● **Texto de apoio**:
════════
Mas também as campanhas
institucionais nos fizeram fixar um anúncio surgido em 1986 e que continuamos a
repetir: “Se conduzir, não beba”.
E, das várias pesquisas, como as
de Tiago Taveira, in Lifestyle/Nostalgia, do Observador, também nos
podemos voltar para anúncios encomendados a pessoas da cultura, como os poetas.
E aí temos a expressão “Há mar e mar, há ir e voltar”. Devemos esta
frase a Alexandre O’Neill, elevada a provérbio, criada para uma campanha do
Instituto de Socorros a Náufragos para prevenir os afogamentos nas praias
portuguesas.
Já o anúncio que marcaria a
entrada da Coca-Cola em Portugal foi encomendado à agência Hora, onde
trabalhava Fernando Pessoa, nos finais dos anos 20. O poeta foi responsável
pelo slogan “Primeiro estranha-se, depois entranha-se”, mas a campanha
não saiu do papel e a bebida foi proibida por intervenção do médico Dr. Ricardo Jorge, diretor da Saúde de Lisboa.
════════
● **Itens fornecidos**:
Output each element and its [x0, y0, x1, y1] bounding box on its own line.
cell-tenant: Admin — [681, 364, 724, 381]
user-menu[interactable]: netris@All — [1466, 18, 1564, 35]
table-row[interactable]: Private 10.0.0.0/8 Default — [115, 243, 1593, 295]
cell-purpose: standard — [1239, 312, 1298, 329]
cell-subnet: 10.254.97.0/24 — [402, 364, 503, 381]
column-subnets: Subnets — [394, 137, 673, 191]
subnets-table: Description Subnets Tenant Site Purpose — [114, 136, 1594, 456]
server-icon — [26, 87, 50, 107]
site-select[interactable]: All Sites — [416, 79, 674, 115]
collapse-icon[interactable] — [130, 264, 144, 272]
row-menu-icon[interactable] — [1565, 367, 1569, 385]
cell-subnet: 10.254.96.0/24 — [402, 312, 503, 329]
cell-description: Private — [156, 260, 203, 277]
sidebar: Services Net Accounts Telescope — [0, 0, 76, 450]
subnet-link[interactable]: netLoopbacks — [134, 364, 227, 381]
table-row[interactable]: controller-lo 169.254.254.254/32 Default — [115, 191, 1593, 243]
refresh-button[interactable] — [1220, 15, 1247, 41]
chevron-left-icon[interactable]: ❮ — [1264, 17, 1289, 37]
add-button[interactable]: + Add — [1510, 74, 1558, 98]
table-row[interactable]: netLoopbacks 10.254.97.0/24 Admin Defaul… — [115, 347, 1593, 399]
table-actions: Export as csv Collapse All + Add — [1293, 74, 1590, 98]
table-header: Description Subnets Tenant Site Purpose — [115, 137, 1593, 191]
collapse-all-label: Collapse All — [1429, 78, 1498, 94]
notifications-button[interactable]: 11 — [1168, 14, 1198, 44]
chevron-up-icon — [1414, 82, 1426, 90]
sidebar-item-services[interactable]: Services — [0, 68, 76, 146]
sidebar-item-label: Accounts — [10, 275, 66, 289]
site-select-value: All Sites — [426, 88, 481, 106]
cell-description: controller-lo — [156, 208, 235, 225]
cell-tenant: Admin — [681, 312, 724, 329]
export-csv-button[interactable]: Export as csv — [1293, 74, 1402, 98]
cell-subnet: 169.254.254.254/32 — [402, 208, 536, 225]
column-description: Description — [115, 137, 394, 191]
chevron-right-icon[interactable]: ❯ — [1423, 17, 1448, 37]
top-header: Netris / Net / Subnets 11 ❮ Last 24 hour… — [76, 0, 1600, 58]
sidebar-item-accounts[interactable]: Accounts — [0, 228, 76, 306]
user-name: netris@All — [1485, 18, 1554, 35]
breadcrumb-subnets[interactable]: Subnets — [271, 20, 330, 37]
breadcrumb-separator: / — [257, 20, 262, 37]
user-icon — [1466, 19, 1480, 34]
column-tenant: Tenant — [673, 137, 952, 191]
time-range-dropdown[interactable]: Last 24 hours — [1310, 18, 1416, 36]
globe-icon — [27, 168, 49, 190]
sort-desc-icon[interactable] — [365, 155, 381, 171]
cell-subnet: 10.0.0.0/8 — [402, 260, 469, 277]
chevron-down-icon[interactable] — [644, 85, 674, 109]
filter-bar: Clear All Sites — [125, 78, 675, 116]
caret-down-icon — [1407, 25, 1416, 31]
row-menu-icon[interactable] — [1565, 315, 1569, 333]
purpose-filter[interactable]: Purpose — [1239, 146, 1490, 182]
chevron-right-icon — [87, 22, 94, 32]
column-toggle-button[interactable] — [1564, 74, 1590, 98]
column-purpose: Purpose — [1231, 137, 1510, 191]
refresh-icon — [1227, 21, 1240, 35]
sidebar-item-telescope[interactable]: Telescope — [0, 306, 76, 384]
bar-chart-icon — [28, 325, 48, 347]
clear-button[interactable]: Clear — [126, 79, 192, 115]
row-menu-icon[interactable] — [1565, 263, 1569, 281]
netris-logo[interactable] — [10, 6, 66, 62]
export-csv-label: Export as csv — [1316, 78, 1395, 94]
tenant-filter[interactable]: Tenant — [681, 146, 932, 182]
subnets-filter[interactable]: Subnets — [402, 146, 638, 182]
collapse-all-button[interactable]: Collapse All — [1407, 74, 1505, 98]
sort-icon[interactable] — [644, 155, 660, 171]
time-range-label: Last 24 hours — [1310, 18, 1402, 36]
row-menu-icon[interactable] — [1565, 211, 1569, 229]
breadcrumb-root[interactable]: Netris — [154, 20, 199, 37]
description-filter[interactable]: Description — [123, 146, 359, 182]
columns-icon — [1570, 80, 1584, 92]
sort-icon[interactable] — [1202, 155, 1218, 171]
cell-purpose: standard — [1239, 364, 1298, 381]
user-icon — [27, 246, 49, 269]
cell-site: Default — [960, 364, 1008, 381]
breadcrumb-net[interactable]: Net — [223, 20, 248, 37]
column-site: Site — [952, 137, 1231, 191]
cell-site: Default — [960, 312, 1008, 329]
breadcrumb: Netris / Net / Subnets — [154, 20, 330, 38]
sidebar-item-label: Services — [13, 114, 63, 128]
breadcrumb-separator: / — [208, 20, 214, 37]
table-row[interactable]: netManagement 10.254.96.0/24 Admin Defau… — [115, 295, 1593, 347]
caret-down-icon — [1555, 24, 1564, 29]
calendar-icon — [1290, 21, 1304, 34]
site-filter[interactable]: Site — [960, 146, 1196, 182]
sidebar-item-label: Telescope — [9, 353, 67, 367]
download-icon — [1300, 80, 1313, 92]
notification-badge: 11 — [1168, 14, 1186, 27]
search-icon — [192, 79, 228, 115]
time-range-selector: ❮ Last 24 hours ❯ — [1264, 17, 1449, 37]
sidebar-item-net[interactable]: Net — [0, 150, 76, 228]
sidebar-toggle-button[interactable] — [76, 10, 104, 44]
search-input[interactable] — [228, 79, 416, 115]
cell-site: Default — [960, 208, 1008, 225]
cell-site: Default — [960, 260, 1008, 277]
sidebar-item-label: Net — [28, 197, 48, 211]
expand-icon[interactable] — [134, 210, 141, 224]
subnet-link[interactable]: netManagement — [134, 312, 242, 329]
════════
● **Instruções**:
1 > Segundo o texto sobre anúncios publicitários, para que instituição foi criada a frase “Há mar e mar, há ir e voltar”?
2 > Retome o texto sobre anúncios publicitários e dê-lhe continuidade a partir da última frase.

● **Respostas**:
1 > Para o Instituto de Socorros a Náufragos, numa campanha para prevenir os afogamentos nas praias portuguesas.

2 >
Havia um duplo motivo: se o produto continha coca, da qual se extraía a
cocaína, não podia ser vendido ao público; se não tinha coca, então anunciá-lo
com esse nome seria publicidade enganosa. A marca só começou a ser vendida em
Portugal em 1977, mas a frase ficou para a história.
“Aquela máquina”. Podemos
até já nem nos lembrar do que fazia o “Homem da Regisconta” mas certamente que
nos repercute na memória a voz forte de Fernando Girão a cantar “Aquela
máquina!”, num anúncio repetido entre 1974 e meados dos anos 80. E todos
nós, seja em que tarefa for, gostamos de ser “aquela máquina”.
E, socorrendo-me ainda de Tiago
Tavares, vem a propósito “O que é Nacional é bom”. Muito antes de
Scolari nos encher as janelas e os carros de bandeiras portuguesas, já a
secular marca de massas, farinhas, cereais e bolachas apelava ao nosso
patriotismo. No léxico comum, o slogan extravasou o âmbito da marca nascida em 1849
e serve hoje para exaltar a qualidade de todo o tipo de produtos portugueses.
“Vá para fora cá dentro” –
O slogan lançado pelo então Ministério do Comércio e
Turismo em 1995, numa campanha que desafiava os portugueses a passear pelo seu
país, tornou-se tão natural.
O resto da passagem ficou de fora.